Challenge: Select the lines that contain "Specificity" and copy each of them.

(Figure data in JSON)
= = = =

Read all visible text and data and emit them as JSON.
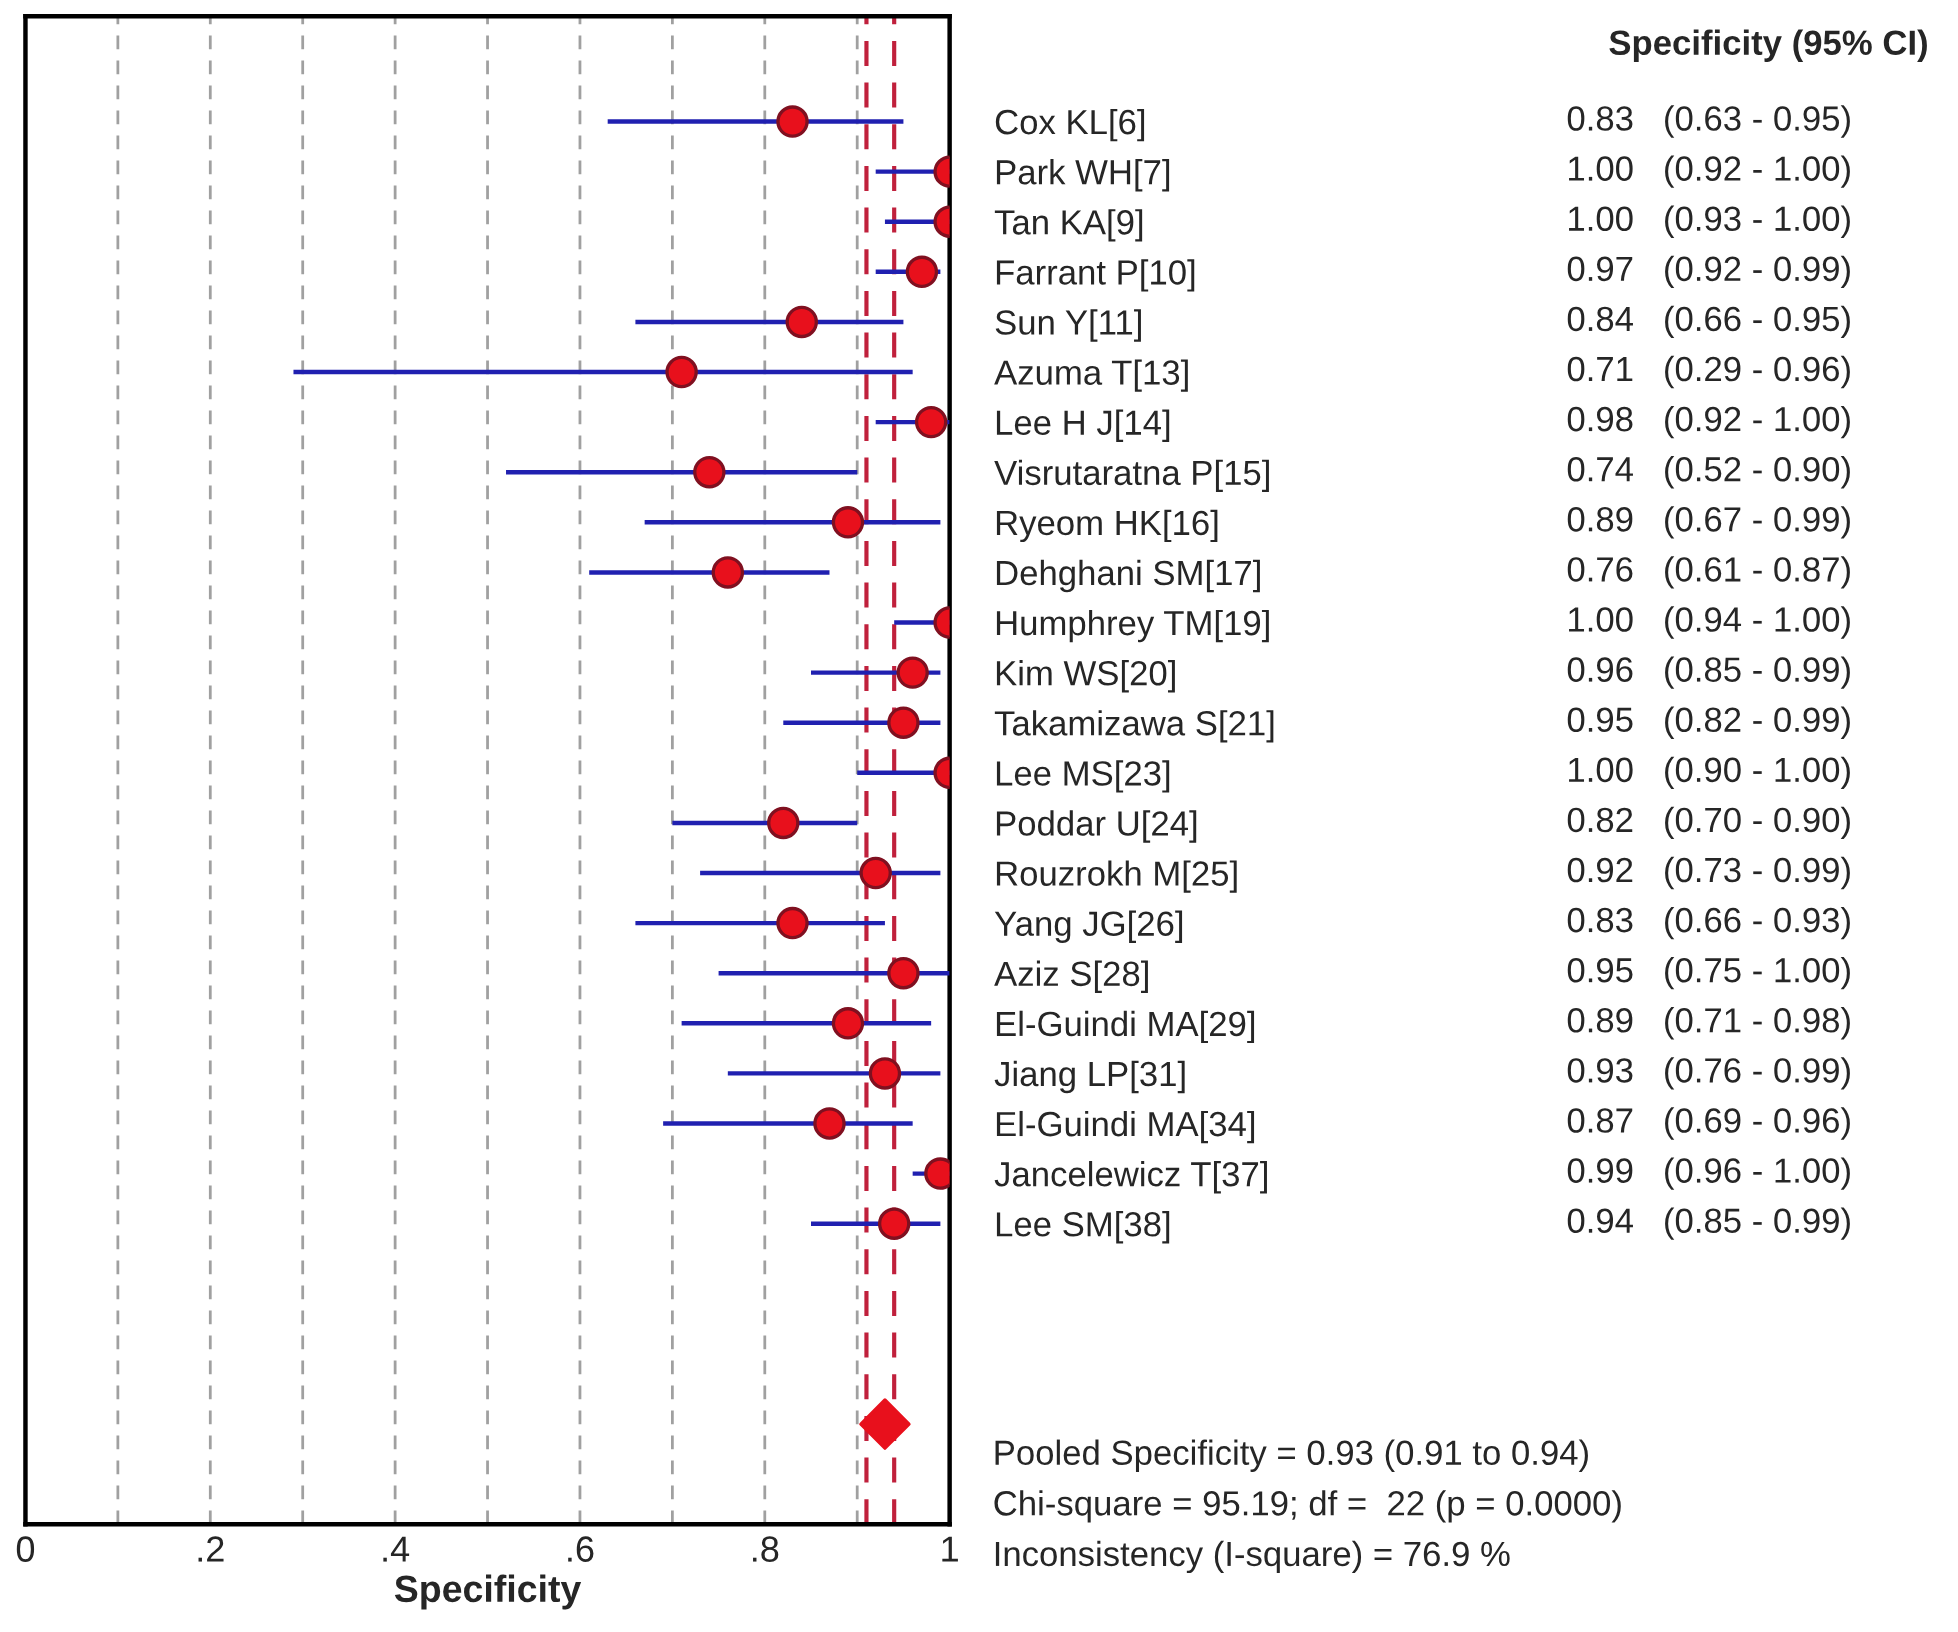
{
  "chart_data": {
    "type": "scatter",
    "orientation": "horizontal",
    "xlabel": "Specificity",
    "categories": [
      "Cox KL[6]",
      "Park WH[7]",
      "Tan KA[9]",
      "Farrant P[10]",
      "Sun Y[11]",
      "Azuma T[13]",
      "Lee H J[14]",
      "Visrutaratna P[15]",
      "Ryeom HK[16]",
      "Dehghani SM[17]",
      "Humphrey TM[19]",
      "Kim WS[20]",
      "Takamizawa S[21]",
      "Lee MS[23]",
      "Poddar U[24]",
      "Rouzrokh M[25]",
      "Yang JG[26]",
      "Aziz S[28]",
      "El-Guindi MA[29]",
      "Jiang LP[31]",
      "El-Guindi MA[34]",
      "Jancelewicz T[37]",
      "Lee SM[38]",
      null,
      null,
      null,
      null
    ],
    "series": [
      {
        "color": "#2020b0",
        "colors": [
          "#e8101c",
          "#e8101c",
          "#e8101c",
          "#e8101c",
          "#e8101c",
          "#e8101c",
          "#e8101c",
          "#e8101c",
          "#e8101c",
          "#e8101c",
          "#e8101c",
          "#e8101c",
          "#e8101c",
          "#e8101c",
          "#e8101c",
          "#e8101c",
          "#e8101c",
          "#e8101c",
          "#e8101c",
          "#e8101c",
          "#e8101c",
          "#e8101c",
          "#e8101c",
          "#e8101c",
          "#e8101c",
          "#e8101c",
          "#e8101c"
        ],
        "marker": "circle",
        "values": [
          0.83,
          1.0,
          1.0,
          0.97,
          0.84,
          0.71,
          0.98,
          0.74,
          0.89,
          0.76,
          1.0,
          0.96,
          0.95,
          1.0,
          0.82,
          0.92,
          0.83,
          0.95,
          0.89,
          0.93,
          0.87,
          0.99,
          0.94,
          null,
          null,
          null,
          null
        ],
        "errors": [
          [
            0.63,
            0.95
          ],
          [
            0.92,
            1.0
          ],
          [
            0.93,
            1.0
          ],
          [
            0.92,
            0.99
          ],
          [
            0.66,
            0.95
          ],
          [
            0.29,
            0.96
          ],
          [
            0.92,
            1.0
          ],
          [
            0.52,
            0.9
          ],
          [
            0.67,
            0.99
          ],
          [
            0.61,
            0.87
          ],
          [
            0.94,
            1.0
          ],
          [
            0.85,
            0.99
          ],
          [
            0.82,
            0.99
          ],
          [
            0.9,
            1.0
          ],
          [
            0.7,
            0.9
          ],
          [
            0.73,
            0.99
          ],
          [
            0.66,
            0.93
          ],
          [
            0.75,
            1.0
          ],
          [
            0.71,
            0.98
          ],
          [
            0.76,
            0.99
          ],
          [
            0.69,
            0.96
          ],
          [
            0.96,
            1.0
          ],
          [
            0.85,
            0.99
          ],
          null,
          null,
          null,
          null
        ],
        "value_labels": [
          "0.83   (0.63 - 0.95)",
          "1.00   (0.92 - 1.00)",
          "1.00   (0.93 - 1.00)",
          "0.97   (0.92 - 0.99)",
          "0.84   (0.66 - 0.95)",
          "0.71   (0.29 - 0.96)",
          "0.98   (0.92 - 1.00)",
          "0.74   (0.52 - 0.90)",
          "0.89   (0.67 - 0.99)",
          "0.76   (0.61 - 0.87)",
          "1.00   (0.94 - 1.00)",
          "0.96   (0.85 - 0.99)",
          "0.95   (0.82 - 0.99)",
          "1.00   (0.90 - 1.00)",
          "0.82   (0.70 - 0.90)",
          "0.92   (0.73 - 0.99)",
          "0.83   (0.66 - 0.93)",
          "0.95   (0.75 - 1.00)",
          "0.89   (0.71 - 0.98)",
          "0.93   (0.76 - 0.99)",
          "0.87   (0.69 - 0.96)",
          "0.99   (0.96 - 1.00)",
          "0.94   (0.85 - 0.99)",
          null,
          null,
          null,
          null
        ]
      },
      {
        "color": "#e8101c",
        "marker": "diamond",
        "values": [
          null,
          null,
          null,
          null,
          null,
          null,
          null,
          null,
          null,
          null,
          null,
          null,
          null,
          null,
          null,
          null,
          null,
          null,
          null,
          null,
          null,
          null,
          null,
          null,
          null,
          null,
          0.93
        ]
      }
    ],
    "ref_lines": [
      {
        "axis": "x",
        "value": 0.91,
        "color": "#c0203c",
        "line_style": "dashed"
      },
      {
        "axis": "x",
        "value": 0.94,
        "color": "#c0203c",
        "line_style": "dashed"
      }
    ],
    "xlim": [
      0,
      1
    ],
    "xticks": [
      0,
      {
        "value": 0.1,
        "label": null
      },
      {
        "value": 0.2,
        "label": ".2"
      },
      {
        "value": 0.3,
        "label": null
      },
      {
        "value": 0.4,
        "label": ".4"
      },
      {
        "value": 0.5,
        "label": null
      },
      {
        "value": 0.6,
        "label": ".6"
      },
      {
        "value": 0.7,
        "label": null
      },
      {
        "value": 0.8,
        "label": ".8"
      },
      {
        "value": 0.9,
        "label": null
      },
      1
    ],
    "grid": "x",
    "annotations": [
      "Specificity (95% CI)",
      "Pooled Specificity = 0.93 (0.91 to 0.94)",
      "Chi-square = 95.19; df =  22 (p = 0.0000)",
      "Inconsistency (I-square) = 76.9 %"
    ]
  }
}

= = = =

Answer for the task:
    "xlabel": "Specificity",
      "Specificity (95% CI)",
      "Pooled Specificity = 0.93 (0.91 to 0.94)",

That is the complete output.